EXERCISE PROMPT:
Make a verbatim copy of the entries below; pictures stay out.

start

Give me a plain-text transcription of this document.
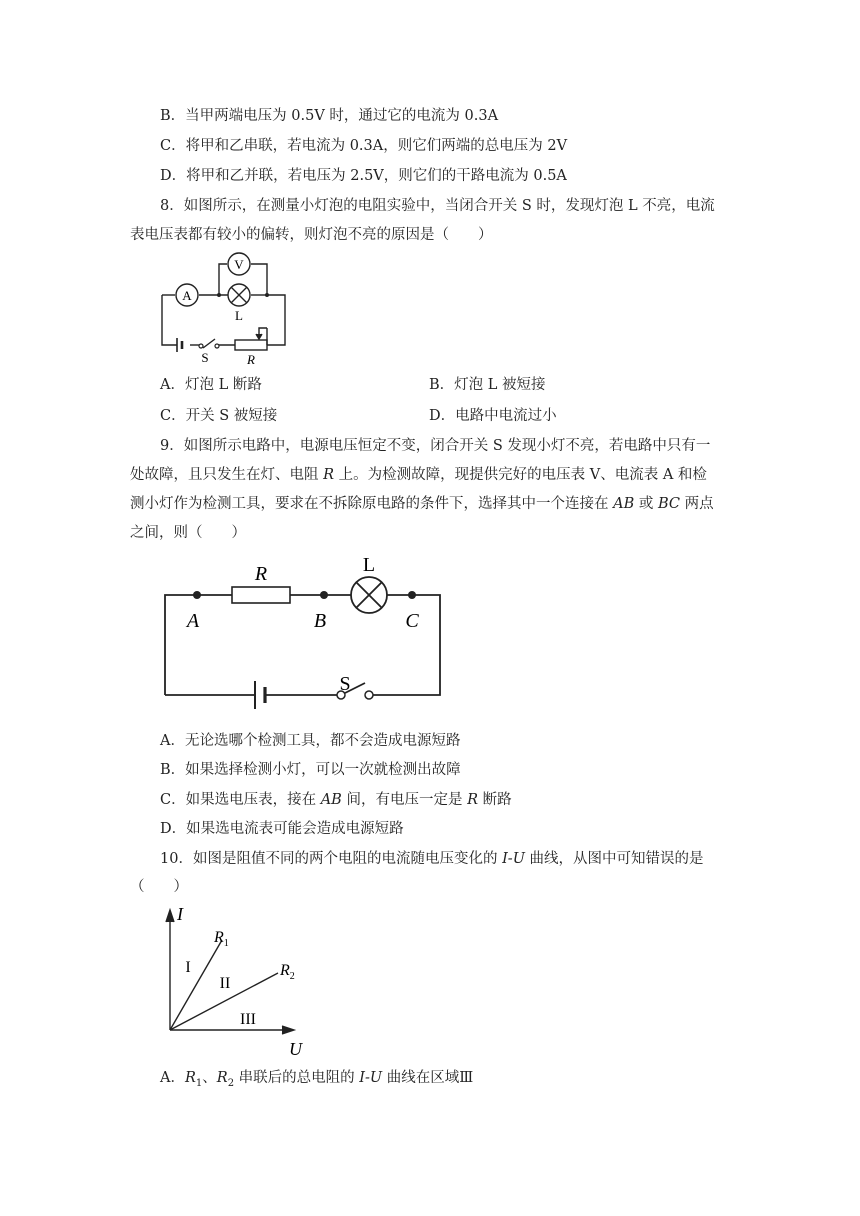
B．当甲两端电压为 0.5V 时，通过它的电流为 0.3A
C．将甲和乙串联，若电流为 0.3A，则它们两端的总电压为 2V
D．将甲和乙并联，若电压为 2.5V，则它们的干路电流为 0.5A
8．如图所示，在测量小灯泡的电阻实验中，当闭合开关 S 时，发现灯泡 L 不亮，电流
表电压表都有较小的偏转，则灯泡不亮的原因是（　　）
A
V
L
S	R
A．灯泡 L 断路	B．灯泡 L 被短接
C．开关 S 被短接	D．电路中电流过小
9．如图所示电路中，电源电压恒定不变，闭合开关 S 发现小灯不亮，若电路中只有一
处故障，且只发生在灯、电阻 R 上。为检测故障，现提供完好的电压表 V、电流表 A 和检
测小灯作为检测工具，要求在不拆除原电路的条件下，选择其中一个连接在 AB 或 BC 两点
之间，则（　　）
R	L
A	B	C
S
A．无论选哪个检测工具，都不会造成电源短路
B．如果选择检测小灯，可以一次就检测出故障
C．如果选电压表，接在 AB 间，有电压一定是 R 断路
D．如果选电流表可能会造成电源短路
10．如图是阻值不同的两个电阻的电流随电压变化的 I-U 曲线，从图中可知错误的是
（　　）
I
U
$R_1$
$R_2$
I
II
III
A．$R_1$、$R_2$ 串联后的总电阻的 I-U 曲线在区域Ⅲ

end

THE ANSWER:
Give me a plain-text transcription of this document.
B．当甲两端电压为 0.5V 时，通过它的电流为 0.3A
C．将甲和乙串联，若电流为 0.3A，则它们两端的总电压为 2V
D．将甲和乙并联，若电压为 2.5V，则它们的干路电流为 0.5A
8．如图所示，在测量小灯泡的电阻实验中，当闭合开关 S 时，发现灯泡 L 不亮，电流
表电压表都有较小的偏转，则灯泡不亮的原因是（　　）
A
V
L
S	R
A．灯泡 L 断路	B．灯泡 L 被短接
C．开关 S 被短接	D．电路中电流过小
9．如图所示电路中，电源电压恒定不变，闭合开关 S 发现小灯不亮，若电路中只有一
处故障，且只发生在灯、电阻 R 上。为检测故障，现提供完好的电压表 V、电流表 A 和检
测小灯作为检测工具，要求在不拆除原电路的条件下，选择其中一个连接在 AB 或 BC 两点
之间，则（　　）
R	L
A	B	C
S
A．无论选哪个检测工具，都不会造成电源短路
B．如果选择检测小灯，可以一次就检测出故障
C．如果选电压表，接在 AB 间，有电压一定是 R 断路
D．如果选电流表可能会造成电源短路
10．如图是阻值不同的两个电阻的电流随电压变化的 I-U 曲线，从图中可知错误的是
（　　）
I
U
$R_1$
$R_2$
I
II
III
A．$R_1$、$R_2$ 串联后的总电阻的 I-U 曲线在区域Ⅲ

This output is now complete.